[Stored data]

_ _ _

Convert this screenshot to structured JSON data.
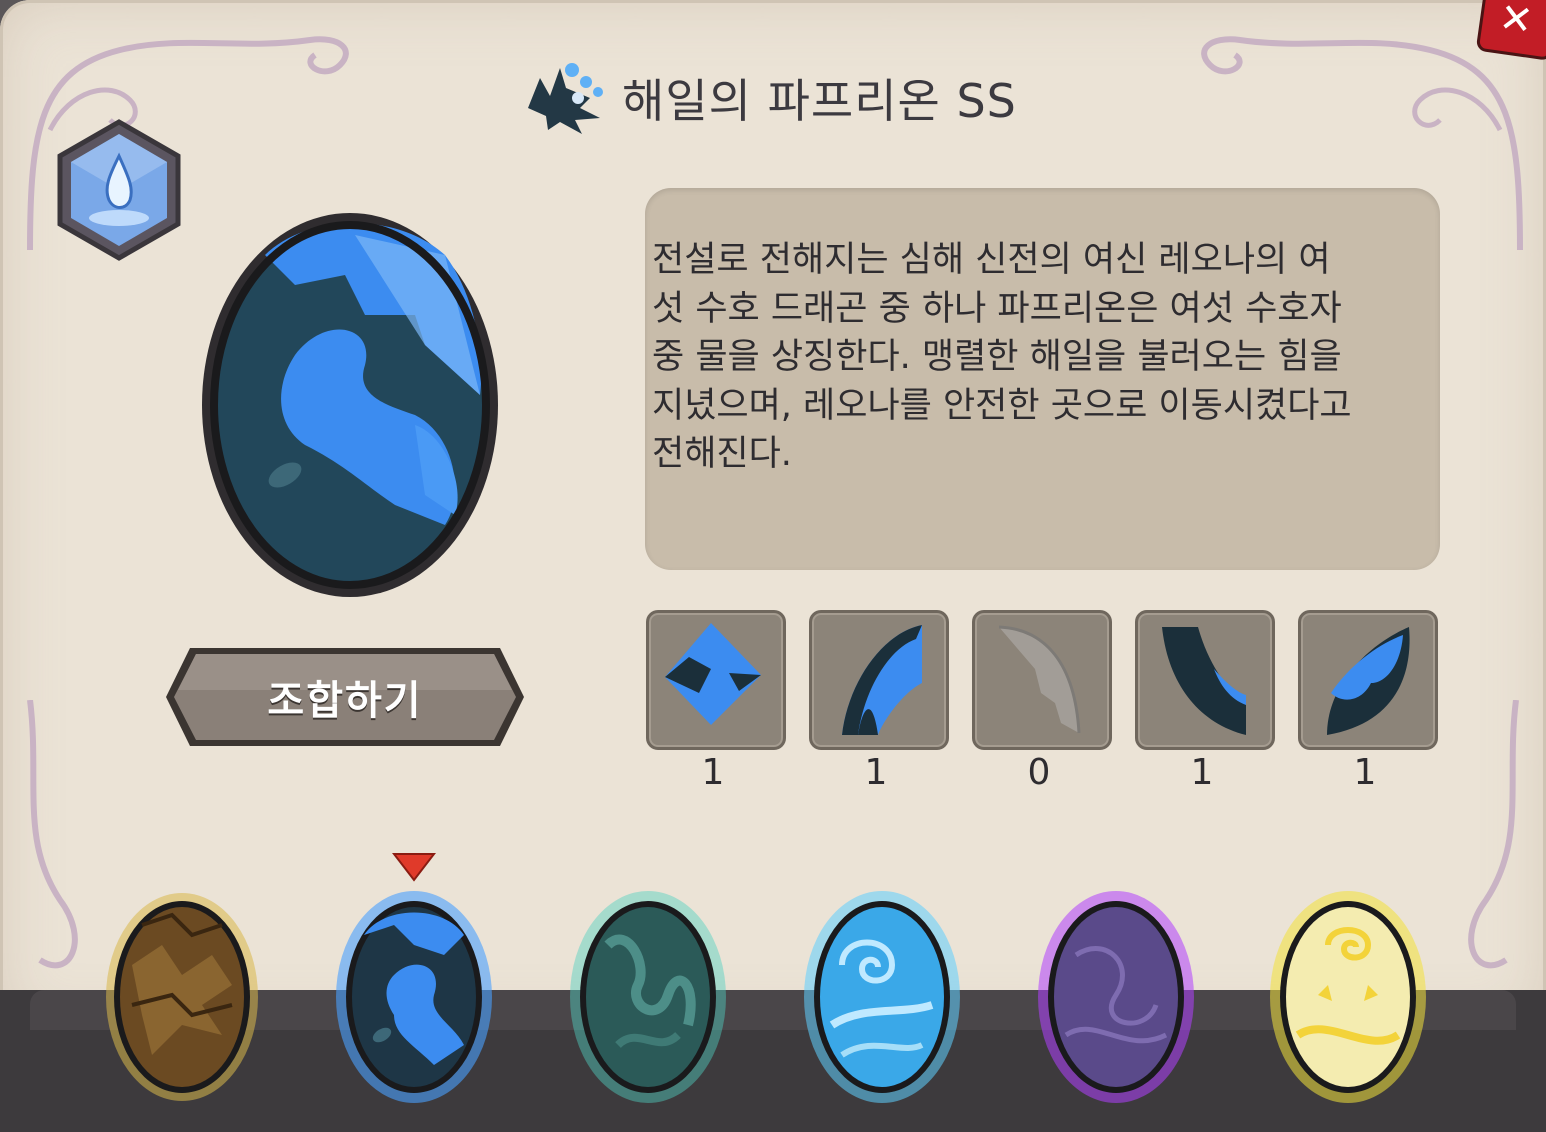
{
  "dialog": {
    "title": "해일의 파프리온 SS",
    "close_label": "✕",
    "description": "전설로 전해지는 심해 신전의 여신 레오나의 여\n섯 수호 드래곤 중 하나 파프리온은 여섯 수호자\n중 물을 상징한다. 맹렬한 해일을 불러오는 힘을\n지녔으며, 레오나를 안전한 곳으로 이동시켰다고\n전해진다.",
    "combine_button": "조합하기",
    "element_icon": "water-drop-icon"
  },
  "pieces": [
    {
      "name": "egg-piece-center",
      "count": "1",
      "owned": true
    },
    {
      "name": "egg-piece-top-left",
      "count": "1",
      "owned": true
    },
    {
      "name": "egg-piece-top-right",
      "count": "0",
      "owned": false
    },
    {
      "name": "egg-piece-bottom-left",
      "count": "1",
      "owned": true
    },
    {
      "name": "egg-piece-bottom-right",
      "count": "1",
      "owned": true
    }
  ],
  "eggs": [
    {
      "name": "earth-egg",
      "glow": "#d9b84a",
      "base": "#6b4a22",
      "selected": false
    },
    {
      "name": "water-egg",
      "glow": "#4aa0ff",
      "base": "#1e3646",
      "selected": true
    },
    {
      "name": "wind-egg",
      "glow": "#4fd1c0",
      "base": "#2b5a58",
      "selected": false
    },
    {
      "name": "ice-egg",
      "glow": "#5fd0ff",
      "base": "#3aa8e8",
      "selected": false
    },
    {
      "name": "dark-egg",
      "glow": "#b040ff",
      "base": "#5a4a8a",
      "selected": false
    },
    {
      "name": "light-egg",
      "glow": "#f2e23a",
      "base": "#f4ecb0",
      "selected": false
    }
  ],
  "colors": {
    "panel": "#ebe3d6",
    "desc_box": "#c8bcaa",
    "accent_blue": "#3c8cf0",
    "selector_red": "#e03a2a"
  }
}
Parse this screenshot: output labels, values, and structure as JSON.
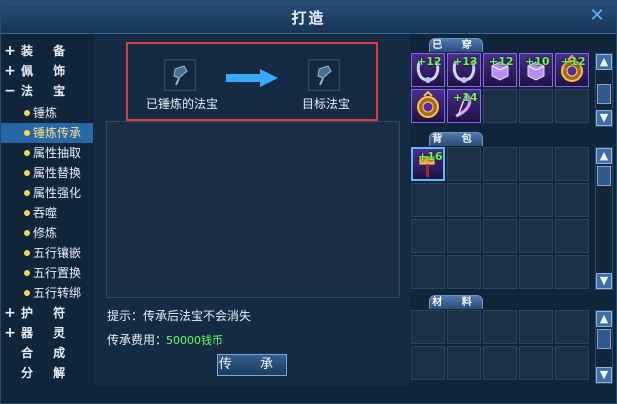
{
  "window": {
    "title": "打造"
  },
  "nav": {
    "items": [
      {
        "kind": "cat",
        "sign": "+",
        "label": "装 备",
        "active": false
      },
      {
        "kind": "cat",
        "sign": "+",
        "label": "佩 饰",
        "active": false
      },
      {
        "kind": "cat",
        "sign": "−",
        "label": "法 宝",
        "active": false
      },
      {
        "kind": "sub",
        "label": "锤炼",
        "active": false
      },
      {
        "kind": "sub",
        "label": "锤炼传承",
        "active": true
      },
      {
        "kind": "sub",
        "label": "属性抽取",
        "active": false
      },
      {
        "kind": "sub",
        "label": "属性替换",
        "active": false
      },
      {
        "kind": "sub",
        "label": "属性强化",
        "active": false
      },
      {
        "kind": "sub",
        "label": "吞噬",
        "active": false
      },
      {
        "kind": "sub",
        "label": "修炼",
        "active": false
      },
      {
        "kind": "sub",
        "label": "五行镶嵌",
        "active": false
      },
      {
        "kind": "sub",
        "label": "五行置换",
        "active": false
      },
      {
        "kind": "sub",
        "label": "五行转绑",
        "active": false
      },
      {
        "kind": "cat",
        "sign": "+",
        "label": "护 符",
        "active": false
      },
      {
        "kind": "cat",
        "sign": "+",
        "label": "器 灵",
        "active": false
      },
      {
        "kind": "cat",
        "sign": "",
        "label": "合 成",
        "active": false
      },
      {
        "kind": "cat",
        "sign": "",
        "label": "分 解",
        "active": false
      }
    ]
  },
  "center": {
    "source_slot_label": "已锤炼的法宝",
    "target_slot_label": "目标法宝",
    "hint": "提示：传承后法宝不会消失",
    "cost_label": "传承费用：",
    "cost_value": "50000钱币",
    "action_button": "传 承"
  },
  "right": {
    "equipped": {
      "title": "已 穿",
      "items": [
        {
          "level": "+12",
          "icon": "chain-necklace-icon"
        },
        {
          "level": "+13",
          "icon": "chain-necklace-icon"
        },
        {
          "level": "+12",
          "icon": "crystal-box-icon"
        },
        {
          "level": "+10",
          "icon": "crystal-box-icon"
        },
        {
          "level": "+12",
          "icon": "amulet-icon"
        },
        {
          "level": "",
          "icon": "amulet-icon"
        },
        {
          "level": "+14",
          "icon": "bow-icon"
        }
      ]
    },
    "bag": {
      "title": "背 包",
      "items": [
        {
          "level": "+16",
          "icon": "hammer-icon",
          "selected": true
        }
      ]
    },
    "materials": {
      "title": "材 料",
      "items": []
    }
  }
}
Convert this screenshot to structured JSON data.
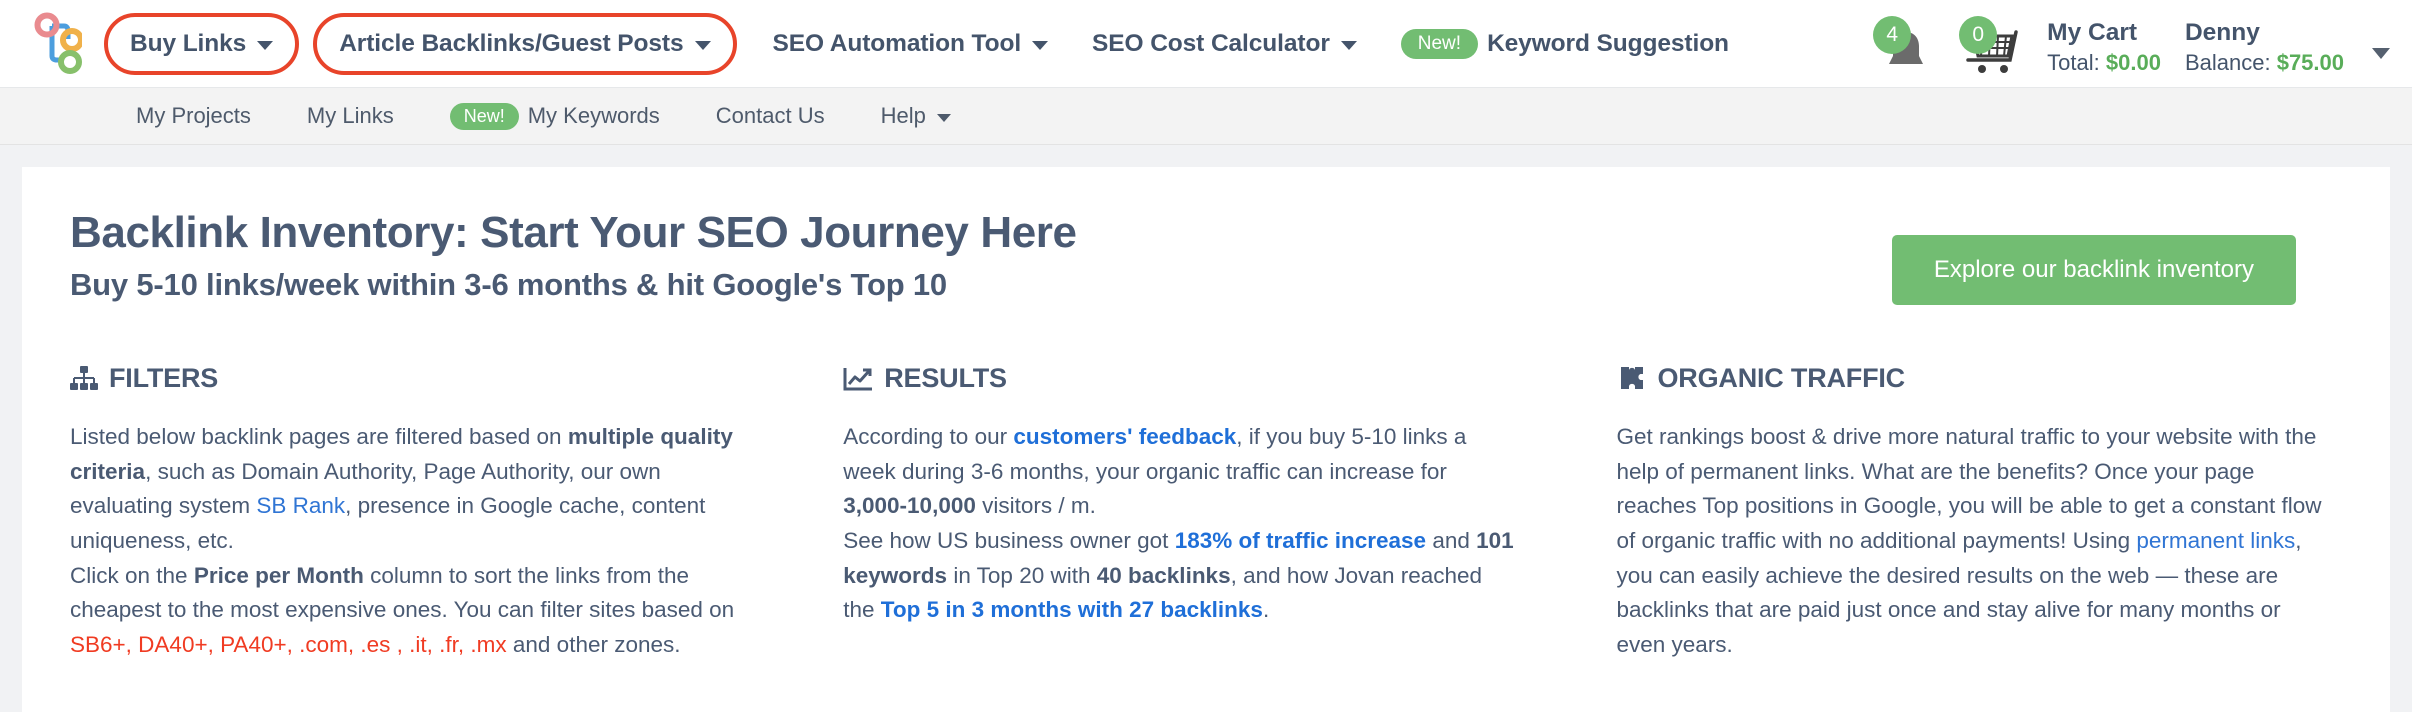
{
  "brand": {
    "logo_name": "sitechecker-tree-logo"
  },
  "top_nav": {
    "items": [
      {
        "label": "Buy Links",
        "has_caret": true,
        "highlighted": true,
        "badge": null
      },
      {
        "label": "Article Backlinks/Guest Posts",
        "has_caret": true,
        "highlighted": true,
        "badge": null
      },
      {
        "label": "SEO Automation Tool",
        "has_caret": true,
        "highlighted": false,
        "badge": null
      },
      {
        "label": "SEO Cost Calculator",
        "has_caret": true,
        "highlighted": false,
        "badge": null
      },
      {
        "label": "Keyword Suggestion",
        "has_caret": false,
        "highlighted": false,
        "badge": "New!"
      }
    ]
  },
  "user_area": {
    "notifications_count": "4",
    "cart_count": "0",
    "cart_title": "My Cart",
    "cart_total_label": "Total:",
    "cart_total_amount": "$0.00",
    "user_name": "Denny",
    "balance_label": "Balance:",
    "balance_amount": "$75.00"
  },
  "sub_nav": {
    "items": [
      {
        "label": "My Projects",
        "badge": null,
        "has_caret": false
      },
      {
        "label": "My Links",
        "badge": null,
        "has_caret": false
      },
      {
        "label": "My Keywords",
        "badge": "New!",
        "has_caret": false
      },
      {
        "label": "Contact Us",
        "badge": null,
        "has_caret": false
      },
      {
        "label": "Help",
        "badge": null,
        "has_caret": true
      }
    ]
  },
  "hero": {
    "title": "Backlink Inventory: Start Your SEO Journey Here",
    "subtitle": "Buy 5-10 links/week within 3-6 months & hit Google's Top 10",
    "cta_label": "Explore our backlink inventory"
  },
  "columns": {
    "filters": {
      "icon": "sitemap-icon",
      "heading": "FILTERS",
      "p1_a": "Listed below backlink pages are filtered based on ",
      "p1_bold1": "multiple quality criteria",
      "p1_b": ", such as Domain Authority, Page Authority, our own evaluating system ",
      "p1_link": "SB Rank",
      "p1_c": ", presence in Google cache, content uniqueness, etc.",
      "p2_a": "Click on the ",
      "p2_bold1": "Price per Month",
      "p2_b": " column to sort the links from the cheapest to the most expensive ones. You can filter sites based on ",
      "p2_red": "SB6+, DA40+, PA40+, .com, .es , .it, .fr, .mx",
      "p2_c": " and other zones."
    },
    "results": {
      "icon": "chart-line-icon",
      "heading": "RESULTS",
      "p1_a": "According to our ",
      "p1_link": "customers' feedback",
      "p1_b": ", if you buy 5-10 links a week during 3-6 months, your organic traffic can increase for ",
      "p1_bold1": "3,000-10,000",
      "p1_c": " visitors / m.",
      "p2_a": "See how US business owner got ",
      "p2_link1": "183% of traffic increase",
      "p2_b": " and ",
      "p2_bold1": "101 keywords",
      "p2_c": " in Top 20 with ",
      "p2_bold2": "40 backlinks",
      "p2_d": ", and how Jovan reached the ",
      "p2_link2": "Top 5 in 3 months with 27 backlinks",
      "p2_e": "."
    },
    "organic": {
      "icon": "puzzle-piece-icon",
      "heading": "ORGANIC TRAFFIC",
      "p1_a": "Get rankings boost & drive more natural traffic to your website with the help of permanent links. What are the benefits? Once your page reaches Top positions in Google, you will be able to get a constant flow of organic traffic with no additional payments! Using ",
      "p1_link": "permanent links",
      "p1_b": ", you can easily achieve the desired results on the web — these are backlinks that are paid just once and stay alive for many months or even years."
    }
  },
  "colors": {
    "accent_green": "#72bd72",
    "highlight_red": "#e8442a",
    "text_slate": "#4a5a73",
    "link_blue": "#3075d4"
  }
}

_ _ _

• TASK DESCRIPTION
Show every line that contains the word "Google".

• WRITTEN ANSWER
    "subtitle": "Buy 5-10 links/week within 3-6 months & hit Google's Top 10",
      "p1_c": ", presence in Google cache, content uniqueness, etc.",
      "p1_a": "Get rankings boost & drive more natural traffic to your website with the help of permanent links. What are the benefits? Once your page reaches Top positions in Google, you will be able to get a constant flow of organic traffic with no additional payments! Using ",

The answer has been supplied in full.